» **Data shown**:
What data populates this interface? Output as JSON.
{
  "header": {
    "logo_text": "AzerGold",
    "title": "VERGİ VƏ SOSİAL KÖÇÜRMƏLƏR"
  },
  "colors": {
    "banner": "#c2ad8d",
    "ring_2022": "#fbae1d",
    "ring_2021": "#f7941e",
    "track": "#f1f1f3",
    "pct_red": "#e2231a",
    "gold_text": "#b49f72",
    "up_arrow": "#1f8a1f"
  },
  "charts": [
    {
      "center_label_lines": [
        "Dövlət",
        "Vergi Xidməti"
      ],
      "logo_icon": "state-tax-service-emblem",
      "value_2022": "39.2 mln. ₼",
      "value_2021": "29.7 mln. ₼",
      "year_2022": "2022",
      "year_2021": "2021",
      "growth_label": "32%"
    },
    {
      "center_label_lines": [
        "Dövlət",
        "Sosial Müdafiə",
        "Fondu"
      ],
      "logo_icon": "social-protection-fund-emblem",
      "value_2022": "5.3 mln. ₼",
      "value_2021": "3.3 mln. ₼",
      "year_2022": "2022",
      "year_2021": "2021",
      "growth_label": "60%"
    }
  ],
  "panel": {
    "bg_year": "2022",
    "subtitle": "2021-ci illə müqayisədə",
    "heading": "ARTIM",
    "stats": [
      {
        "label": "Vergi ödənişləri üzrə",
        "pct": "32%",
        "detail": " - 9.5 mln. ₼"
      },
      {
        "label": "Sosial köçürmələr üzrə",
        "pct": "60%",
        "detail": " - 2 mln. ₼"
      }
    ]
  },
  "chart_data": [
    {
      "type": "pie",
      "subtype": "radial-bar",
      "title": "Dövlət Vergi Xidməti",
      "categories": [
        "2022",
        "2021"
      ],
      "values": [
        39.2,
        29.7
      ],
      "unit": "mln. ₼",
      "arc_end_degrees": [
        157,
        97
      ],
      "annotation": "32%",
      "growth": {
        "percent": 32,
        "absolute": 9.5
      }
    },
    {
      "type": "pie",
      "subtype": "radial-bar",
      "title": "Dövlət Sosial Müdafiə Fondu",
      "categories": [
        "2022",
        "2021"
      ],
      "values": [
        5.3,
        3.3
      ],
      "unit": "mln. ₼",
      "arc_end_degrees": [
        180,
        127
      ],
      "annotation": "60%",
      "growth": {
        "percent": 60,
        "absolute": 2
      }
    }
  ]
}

» **Task statement**: Copy every line that includes the string "Xidməti" from the material above.

» **Final result**:
        "Vergi Xidməti"
      "title": "Dövlət Vergi Xidməti",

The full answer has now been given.